* START *

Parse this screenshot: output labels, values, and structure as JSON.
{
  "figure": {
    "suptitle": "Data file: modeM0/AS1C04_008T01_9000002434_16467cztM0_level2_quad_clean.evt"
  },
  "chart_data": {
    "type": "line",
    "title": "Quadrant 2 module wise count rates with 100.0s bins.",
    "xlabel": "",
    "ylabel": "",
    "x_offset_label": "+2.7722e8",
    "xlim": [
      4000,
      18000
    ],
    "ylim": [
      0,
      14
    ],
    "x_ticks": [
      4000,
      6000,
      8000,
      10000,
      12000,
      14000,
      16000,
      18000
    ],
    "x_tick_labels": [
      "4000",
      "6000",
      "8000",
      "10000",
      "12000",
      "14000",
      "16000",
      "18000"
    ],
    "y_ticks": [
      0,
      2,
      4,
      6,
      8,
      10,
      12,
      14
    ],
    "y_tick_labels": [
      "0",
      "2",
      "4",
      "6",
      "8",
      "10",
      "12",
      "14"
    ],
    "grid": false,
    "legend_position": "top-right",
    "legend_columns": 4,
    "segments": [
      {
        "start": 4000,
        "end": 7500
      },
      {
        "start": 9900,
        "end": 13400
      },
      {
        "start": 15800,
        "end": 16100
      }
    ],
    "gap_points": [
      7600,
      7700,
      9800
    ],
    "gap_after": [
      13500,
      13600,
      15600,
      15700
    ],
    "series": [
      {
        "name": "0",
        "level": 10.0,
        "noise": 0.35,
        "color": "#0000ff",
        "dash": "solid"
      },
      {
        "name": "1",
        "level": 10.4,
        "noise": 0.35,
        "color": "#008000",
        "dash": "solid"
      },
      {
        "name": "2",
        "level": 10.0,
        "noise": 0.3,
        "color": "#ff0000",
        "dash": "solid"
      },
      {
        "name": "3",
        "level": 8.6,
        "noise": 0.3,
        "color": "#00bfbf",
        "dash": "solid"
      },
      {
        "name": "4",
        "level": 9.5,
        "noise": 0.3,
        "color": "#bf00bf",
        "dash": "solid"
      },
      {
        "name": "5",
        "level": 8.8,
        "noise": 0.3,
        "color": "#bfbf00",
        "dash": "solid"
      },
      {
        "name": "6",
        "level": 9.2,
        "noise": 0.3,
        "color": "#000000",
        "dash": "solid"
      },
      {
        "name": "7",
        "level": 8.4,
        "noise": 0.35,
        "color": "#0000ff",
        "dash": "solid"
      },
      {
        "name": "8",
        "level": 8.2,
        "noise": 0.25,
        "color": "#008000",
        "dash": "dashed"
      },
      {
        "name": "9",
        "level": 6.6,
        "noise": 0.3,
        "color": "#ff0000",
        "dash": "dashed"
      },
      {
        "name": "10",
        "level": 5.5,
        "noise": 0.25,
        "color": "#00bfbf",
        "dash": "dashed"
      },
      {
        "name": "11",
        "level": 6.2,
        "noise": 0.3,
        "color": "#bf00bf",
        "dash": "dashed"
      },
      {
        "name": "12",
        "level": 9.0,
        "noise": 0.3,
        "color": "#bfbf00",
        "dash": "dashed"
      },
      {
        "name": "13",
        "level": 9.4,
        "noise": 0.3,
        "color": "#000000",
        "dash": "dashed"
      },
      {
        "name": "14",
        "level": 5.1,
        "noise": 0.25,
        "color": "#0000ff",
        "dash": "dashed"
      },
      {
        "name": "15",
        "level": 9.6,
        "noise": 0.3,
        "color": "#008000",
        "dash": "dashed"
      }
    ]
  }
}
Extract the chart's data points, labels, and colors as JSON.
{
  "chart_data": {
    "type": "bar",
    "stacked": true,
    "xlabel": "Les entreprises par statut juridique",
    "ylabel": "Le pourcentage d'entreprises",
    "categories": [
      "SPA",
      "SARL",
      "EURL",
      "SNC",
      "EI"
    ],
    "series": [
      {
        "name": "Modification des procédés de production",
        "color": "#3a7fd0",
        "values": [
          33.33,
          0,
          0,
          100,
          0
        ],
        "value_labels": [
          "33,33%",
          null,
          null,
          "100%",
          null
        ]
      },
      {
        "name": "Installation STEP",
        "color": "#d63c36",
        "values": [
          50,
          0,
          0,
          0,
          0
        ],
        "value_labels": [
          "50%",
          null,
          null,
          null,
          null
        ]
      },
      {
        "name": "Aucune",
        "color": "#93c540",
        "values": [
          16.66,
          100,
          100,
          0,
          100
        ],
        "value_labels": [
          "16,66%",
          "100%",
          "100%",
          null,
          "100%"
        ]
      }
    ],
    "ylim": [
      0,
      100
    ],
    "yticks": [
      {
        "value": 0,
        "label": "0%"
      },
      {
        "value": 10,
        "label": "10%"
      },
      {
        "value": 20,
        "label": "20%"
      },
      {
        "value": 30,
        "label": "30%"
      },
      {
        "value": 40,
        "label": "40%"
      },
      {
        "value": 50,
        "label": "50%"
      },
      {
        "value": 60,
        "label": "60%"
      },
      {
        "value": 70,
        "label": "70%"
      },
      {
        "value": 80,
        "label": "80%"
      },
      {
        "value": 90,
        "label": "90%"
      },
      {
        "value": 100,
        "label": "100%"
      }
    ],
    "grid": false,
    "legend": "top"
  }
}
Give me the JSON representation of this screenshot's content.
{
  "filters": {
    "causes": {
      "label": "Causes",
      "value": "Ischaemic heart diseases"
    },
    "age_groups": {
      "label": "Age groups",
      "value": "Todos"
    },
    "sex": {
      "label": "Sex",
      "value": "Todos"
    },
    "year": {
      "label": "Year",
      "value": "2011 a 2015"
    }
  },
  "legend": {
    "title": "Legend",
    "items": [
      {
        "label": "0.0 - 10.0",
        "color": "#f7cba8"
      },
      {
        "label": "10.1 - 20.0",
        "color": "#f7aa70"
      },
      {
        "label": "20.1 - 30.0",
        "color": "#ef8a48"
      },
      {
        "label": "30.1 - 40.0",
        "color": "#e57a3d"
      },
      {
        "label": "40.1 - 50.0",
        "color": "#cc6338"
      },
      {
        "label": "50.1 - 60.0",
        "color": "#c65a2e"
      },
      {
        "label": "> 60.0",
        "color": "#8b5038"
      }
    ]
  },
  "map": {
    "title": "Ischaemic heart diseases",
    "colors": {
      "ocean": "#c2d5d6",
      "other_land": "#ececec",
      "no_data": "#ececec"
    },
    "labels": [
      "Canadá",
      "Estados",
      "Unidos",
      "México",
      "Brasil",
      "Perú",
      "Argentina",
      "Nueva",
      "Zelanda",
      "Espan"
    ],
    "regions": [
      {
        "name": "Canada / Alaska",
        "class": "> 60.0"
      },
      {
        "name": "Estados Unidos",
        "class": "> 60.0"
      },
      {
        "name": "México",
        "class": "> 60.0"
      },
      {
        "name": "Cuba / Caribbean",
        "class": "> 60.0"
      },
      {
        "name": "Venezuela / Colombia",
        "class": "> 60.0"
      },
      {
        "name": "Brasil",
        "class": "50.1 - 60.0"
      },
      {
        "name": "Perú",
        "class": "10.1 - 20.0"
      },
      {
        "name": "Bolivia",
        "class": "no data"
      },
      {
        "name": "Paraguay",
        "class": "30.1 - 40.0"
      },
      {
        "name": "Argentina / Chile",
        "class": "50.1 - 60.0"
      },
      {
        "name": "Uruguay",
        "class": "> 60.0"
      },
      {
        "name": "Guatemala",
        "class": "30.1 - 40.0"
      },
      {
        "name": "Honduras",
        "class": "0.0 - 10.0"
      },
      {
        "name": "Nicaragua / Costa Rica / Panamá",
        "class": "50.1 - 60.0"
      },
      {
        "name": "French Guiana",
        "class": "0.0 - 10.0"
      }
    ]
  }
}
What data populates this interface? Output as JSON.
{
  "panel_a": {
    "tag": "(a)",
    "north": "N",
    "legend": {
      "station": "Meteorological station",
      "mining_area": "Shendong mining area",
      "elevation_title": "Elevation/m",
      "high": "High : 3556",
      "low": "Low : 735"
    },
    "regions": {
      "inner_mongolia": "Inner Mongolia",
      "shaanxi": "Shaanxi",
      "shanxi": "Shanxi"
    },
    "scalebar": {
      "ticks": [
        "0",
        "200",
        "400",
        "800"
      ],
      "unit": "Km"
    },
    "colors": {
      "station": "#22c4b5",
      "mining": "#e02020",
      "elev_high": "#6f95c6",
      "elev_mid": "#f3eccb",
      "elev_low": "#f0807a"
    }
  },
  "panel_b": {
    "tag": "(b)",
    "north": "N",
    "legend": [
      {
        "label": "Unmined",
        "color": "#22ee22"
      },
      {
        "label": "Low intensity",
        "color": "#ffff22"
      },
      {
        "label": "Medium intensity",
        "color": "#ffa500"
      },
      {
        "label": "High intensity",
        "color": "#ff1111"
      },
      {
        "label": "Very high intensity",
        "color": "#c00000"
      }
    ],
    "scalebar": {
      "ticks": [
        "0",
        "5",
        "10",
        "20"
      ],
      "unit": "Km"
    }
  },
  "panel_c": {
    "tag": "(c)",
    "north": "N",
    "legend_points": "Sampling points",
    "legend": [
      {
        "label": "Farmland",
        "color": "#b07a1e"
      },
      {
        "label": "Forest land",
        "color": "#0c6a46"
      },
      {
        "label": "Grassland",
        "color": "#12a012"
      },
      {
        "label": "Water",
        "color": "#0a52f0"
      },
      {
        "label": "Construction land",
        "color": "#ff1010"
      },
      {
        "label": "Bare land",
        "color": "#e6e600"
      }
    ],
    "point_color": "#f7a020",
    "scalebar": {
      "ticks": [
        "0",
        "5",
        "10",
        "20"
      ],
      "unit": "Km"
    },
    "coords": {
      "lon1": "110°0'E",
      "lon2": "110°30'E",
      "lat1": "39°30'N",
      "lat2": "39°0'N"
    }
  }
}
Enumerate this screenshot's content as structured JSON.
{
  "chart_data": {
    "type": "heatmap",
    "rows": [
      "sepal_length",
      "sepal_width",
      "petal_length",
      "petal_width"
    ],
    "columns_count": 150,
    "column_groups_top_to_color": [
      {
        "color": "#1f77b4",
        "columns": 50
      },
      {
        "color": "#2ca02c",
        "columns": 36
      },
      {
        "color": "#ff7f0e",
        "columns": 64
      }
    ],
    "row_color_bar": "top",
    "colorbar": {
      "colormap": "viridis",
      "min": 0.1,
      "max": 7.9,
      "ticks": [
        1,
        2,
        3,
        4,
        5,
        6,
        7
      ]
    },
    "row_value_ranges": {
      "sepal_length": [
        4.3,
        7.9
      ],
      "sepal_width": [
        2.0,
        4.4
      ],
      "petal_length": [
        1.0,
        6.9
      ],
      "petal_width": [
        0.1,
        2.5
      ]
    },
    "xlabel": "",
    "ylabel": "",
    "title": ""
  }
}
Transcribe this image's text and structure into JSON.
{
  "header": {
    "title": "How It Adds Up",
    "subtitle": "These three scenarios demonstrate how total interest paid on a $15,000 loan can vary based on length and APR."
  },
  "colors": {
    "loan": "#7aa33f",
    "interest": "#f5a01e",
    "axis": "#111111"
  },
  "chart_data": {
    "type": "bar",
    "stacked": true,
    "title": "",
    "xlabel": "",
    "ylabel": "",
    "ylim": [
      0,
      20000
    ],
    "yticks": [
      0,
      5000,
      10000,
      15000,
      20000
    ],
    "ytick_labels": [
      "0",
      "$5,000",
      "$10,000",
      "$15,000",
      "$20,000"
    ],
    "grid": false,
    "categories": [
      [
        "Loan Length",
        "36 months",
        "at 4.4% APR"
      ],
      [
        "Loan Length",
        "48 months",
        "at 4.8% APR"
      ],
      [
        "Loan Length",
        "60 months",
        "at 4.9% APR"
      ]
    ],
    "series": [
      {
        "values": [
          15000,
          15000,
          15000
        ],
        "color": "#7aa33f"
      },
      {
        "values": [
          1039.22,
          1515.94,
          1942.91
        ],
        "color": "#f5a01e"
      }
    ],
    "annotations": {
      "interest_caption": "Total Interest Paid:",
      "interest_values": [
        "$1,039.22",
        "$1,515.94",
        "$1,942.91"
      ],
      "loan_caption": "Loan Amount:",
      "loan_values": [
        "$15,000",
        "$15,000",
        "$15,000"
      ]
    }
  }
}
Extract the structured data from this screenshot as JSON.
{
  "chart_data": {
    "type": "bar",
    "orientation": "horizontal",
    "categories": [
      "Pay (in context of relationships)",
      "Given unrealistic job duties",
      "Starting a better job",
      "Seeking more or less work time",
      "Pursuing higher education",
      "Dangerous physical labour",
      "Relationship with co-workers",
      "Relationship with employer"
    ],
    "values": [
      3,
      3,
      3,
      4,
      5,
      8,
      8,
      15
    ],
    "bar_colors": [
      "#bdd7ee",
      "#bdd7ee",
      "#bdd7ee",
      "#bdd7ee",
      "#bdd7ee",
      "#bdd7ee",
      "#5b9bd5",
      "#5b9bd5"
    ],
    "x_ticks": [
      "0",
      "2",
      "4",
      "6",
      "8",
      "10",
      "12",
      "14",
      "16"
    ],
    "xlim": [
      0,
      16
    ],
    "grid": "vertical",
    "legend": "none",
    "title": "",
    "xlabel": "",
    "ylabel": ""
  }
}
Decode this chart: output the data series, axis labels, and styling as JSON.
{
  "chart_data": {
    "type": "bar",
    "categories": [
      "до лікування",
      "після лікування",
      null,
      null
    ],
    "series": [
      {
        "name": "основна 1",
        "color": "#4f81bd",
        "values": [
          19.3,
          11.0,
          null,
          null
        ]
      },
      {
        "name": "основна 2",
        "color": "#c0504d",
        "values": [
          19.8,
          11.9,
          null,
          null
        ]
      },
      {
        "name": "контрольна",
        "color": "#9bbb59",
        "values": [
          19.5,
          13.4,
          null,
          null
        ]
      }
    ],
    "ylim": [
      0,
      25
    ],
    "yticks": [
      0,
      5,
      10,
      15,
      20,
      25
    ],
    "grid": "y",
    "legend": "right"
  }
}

* END *

### Task statement
Your task is to pick out every line with the string "heart" and copy it.

### Correct answer
      "value": "Ischaemic heart diseases"
    "title": "Ischaemic heart diseases",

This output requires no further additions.